======== SUPPLIED ENTRIES ========

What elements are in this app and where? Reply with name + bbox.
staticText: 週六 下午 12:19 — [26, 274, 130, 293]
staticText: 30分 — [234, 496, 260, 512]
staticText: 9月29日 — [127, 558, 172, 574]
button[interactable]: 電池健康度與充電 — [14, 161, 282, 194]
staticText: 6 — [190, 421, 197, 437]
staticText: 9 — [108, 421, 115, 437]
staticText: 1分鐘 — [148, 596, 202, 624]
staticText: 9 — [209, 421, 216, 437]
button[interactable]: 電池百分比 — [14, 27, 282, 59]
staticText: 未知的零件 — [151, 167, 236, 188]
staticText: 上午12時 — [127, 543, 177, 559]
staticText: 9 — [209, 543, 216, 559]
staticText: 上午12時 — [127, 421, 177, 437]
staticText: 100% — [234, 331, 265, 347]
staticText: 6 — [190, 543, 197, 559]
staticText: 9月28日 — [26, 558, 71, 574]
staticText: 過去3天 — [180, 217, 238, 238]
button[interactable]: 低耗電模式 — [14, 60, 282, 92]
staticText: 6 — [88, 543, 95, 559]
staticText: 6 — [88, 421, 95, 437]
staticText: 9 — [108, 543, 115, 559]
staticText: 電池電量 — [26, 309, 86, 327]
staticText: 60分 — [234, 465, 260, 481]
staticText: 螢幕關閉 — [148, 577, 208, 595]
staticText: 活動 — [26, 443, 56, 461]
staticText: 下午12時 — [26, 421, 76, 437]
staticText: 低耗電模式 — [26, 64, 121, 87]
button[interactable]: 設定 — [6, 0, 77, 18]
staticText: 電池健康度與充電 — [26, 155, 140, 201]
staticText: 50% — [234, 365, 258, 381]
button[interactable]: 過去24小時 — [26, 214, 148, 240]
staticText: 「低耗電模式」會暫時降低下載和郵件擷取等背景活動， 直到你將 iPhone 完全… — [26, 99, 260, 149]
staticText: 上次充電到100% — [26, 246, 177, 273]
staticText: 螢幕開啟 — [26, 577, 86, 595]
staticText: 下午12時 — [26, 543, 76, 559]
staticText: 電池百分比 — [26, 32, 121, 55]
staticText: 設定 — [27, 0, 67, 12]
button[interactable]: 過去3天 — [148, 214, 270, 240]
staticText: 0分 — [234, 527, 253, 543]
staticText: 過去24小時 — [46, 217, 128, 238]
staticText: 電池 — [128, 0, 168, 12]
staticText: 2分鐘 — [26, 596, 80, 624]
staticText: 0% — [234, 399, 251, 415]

========

→ **GIVEN PROBLEM**:
Reproduce every line of the items above without changing anything.

→ **WRITTEN REPLY**:
What elements are in this app and where? Reply with name + bbox.
staticText: 週六 下午 12:19 — [26, 274, 130, 293]
staticText: 30分 — [234, 496, 260, 512]
staticText: 9月29日 — [127, 558, 172, 574]
button[interactable]: 電池健康度與充電 — [14, 161, 282, 194]
staticText: 6 — [190, 421, 197, 437]
staticText: 9 — [108, 421, 115, 437]
staticText: 1分鐘 — [148, 596, 202, 624]
staticText: 9 — [209, 421, 216, 437]
button[interactable]: 電池百分比 — [14, 27, 282, 59]
staticText: 未知的零件 — [151, 167, 236, 188]
staticText: 上午12時 — [127, 543, 177, 559]
staticText: 9 — [209, 543, 216, 559]
staticText: 上午12時 — [127, 421, 177, 437]
staticText: 100% — [234, 331, 265, 347]
staticText: 6 — [190, 543, 197, 559]
staticText: 9月28日 — [26, 558, 71, 574]
staticText: 過去3天 — [180, 217, 238, 238]
button[interactable]: 低耗電模式 — [14, 60, 282, 92]
staticText: 6 — [88, 543, 95, 559]
staticText: 6 — [88, 421, 95, 437]
staticText: 9 — [108, 543, 115, 559]
staticText: 電池電量 — [26, 309, 86, 327]
staticText: 60分 — [234, 465, 260, 481]
staticText: 螢幕關閉 — [148, 577, 208, 595]
staticText: 活動 — [26, 443, 56, 461]
staticText: 下午12時 — [26, 421, 76, 437]
staticText: 低耗電模式 — [26, 64, 121, 87]
button[interactable]: 設定 — [6, 0, 77, 18]
staticText: 電池健康度與充電 — [26, 155, 140, 201]
staticText: 50% — [234, 365, 258, 381]
button[interactable]: 過去24小時 — [26, 214, 148, 240]
staticText: 「低耗電模式」會暫時降低下載和郵件擷取等背景活動， 直到你將 iPhone 完全… — [26, 99, 260, 149]
staticText: 上次充電到100% — [26, 246, 177, 273]
staticText: 螢幕開啟 — [26, 577, 86, 595]
staticText: 下午12時 — [26, 543, 76, 559]
staticText: 電池百分比 — [26, 32, 121, 55]
staticText: 設定 — [27, 0, 67, 12]
button[interactable]: 過去3天 — [148, 214, 270, 240]
staticText: 0分 — [234, 527, 253, 543]
staticText: 過去24小時 — [46, 217, 128, 238]
staticText: 電池 — [128, 0, 168, 12]
staticText: 2分鐘 — [26, 596, 80, 624]
staticText: 0% — [234, 399, 251, 415]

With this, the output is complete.